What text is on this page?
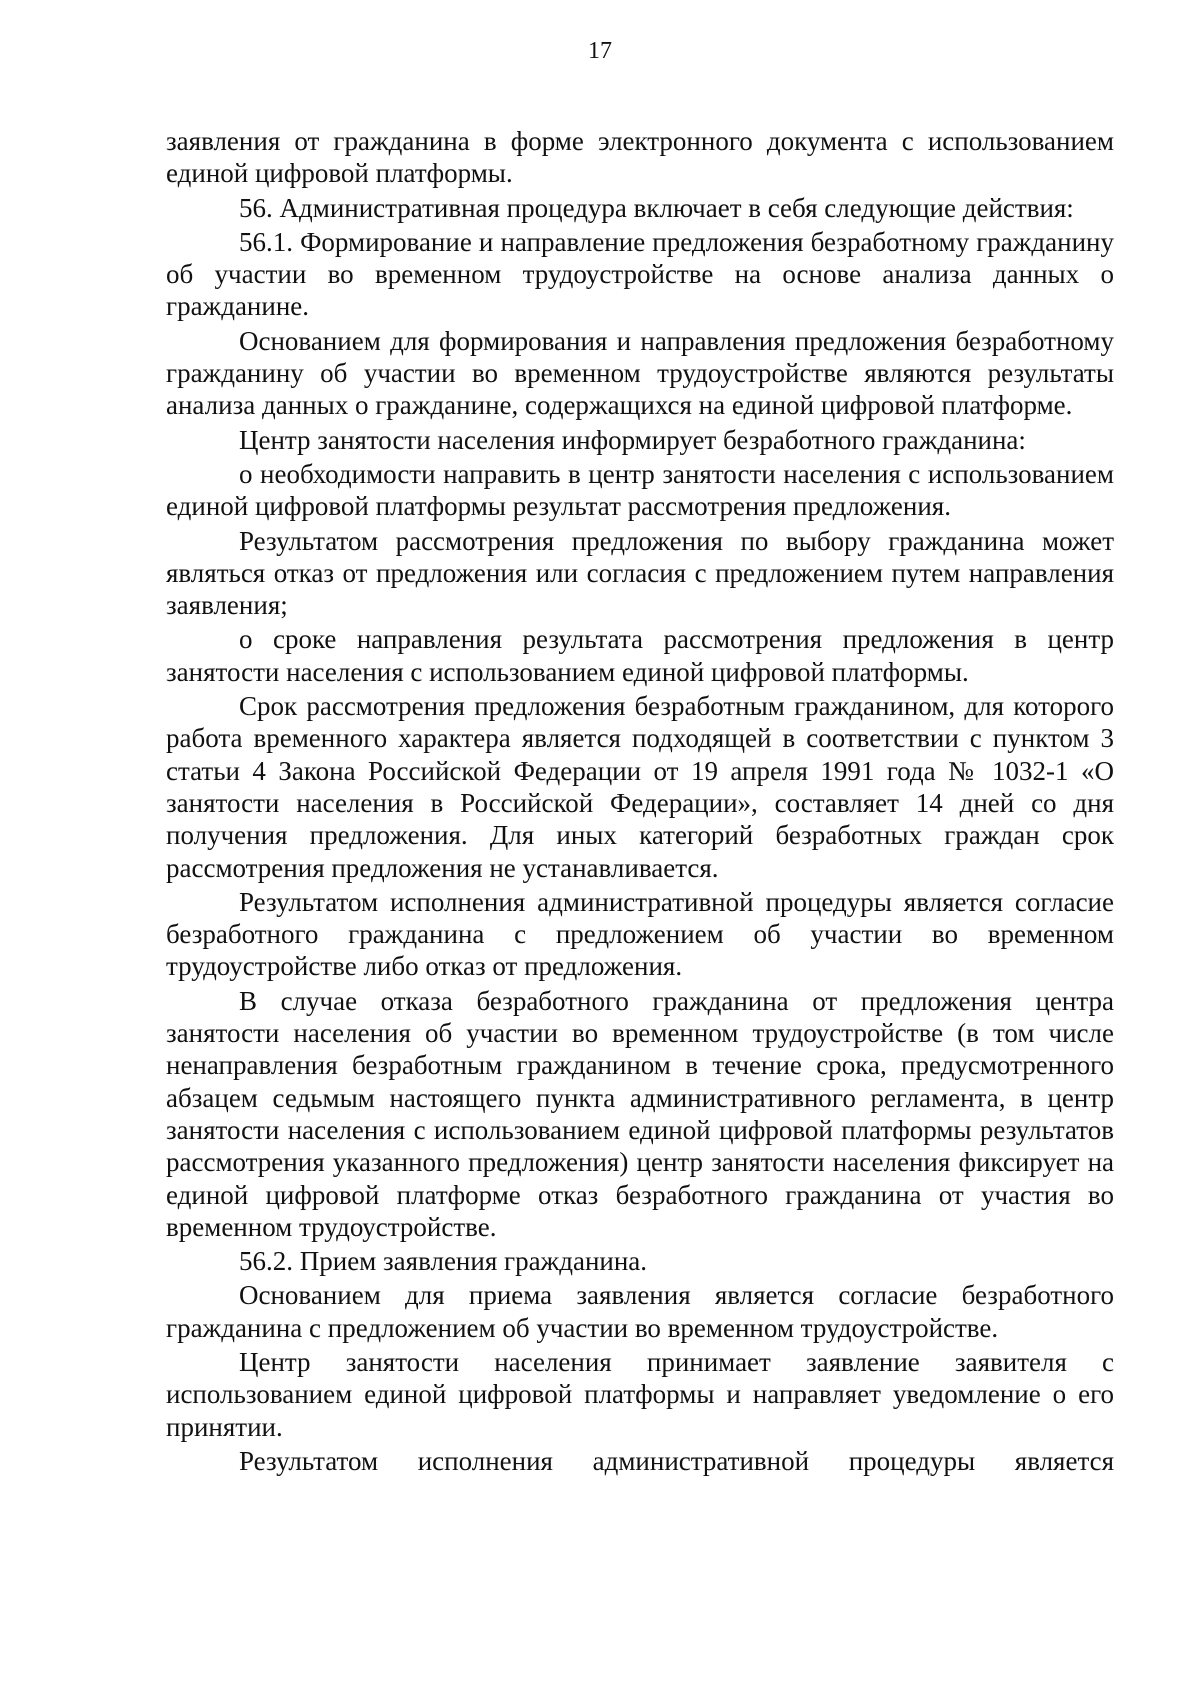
17

заявления от гражданина в форме электронного документа с использованием единой цифровой платформы.

56. Административная процедура включает в себя следующие действия:

56.1. Формирование и направление предложения безработному гражданину об участии во временном трудоустройстве на основе анализа данных о гражданине.

Основанием для формирования и направления предложения безработному гражданину об участии во временном трудоустройстве являются результаты анализа данных о гражданине, содержащихся на единой цифровой платформе.

Центр занятости населения информирует безработного гражданина:

о необходимости направить в центр занятости населения с использованием единой цифровой платформы результат рассмотрения предложения.

Результатом рассмотрения предложения по выбору гражданина может являться отказ от предложения или согласия с предложением путем направления заявления;

о сроке направления результата рассмотрения предложения в центр занятости населения с использованием единой цифровой платформы.

Срок рассмотрения предложения безработным гражданином, для которого работа временного характера является подходящей в соответствии с пунктом 3 статьи 4 Закона Российской Федерации от 19 апреля 1991 года № 1032-1 «О занятости населения в Российской Федерации», составляет 14 дней со дня получения предложения. Для иных категорий безработных граждан срок рассмотрения предложения не устанавливается.

Результатом исполнения административной процедуры является согласие безработного гражданина с предложением об участии во временном трудоустройстве либо отказ от предложения.

В случае отказа безработного гражданина от предложения центра занятости населения об участии во временном трудоустройстве (в том числе ненаправления безработным гражданином в течение срока, предусмотренного абзацем седьмым настоящего пункта административного регламента, в центр занятости населения с использованием единой цифровой платформы результатов рассмотрения указанного предложения) центр занятости населения фиксирует на единой цифровой платформе отказ безработного гражданина от участия во временном трудоустройстве.

56.2. Прием заявления гражданина.

Основанием для приема заявления является согласие безработного гражданина с предложением об участии во временном трудоустройстве.

Центр занятости населения принимает заявление заявителя с использованием единой цифровой платформы и направляет уведомление о его принятии.

Результатом исполнения административной процедуры является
════
## WHAT IS REQUIRED
Return each full line of the entries that contains the word "административной".

## EXERCISE RESULT
Результатом исполнения административной процедуры является согласие безработного гражданина с предложением об участии во временном трудоустройстве либо отказ от предложения.
Результатом исполнения административной процедуры является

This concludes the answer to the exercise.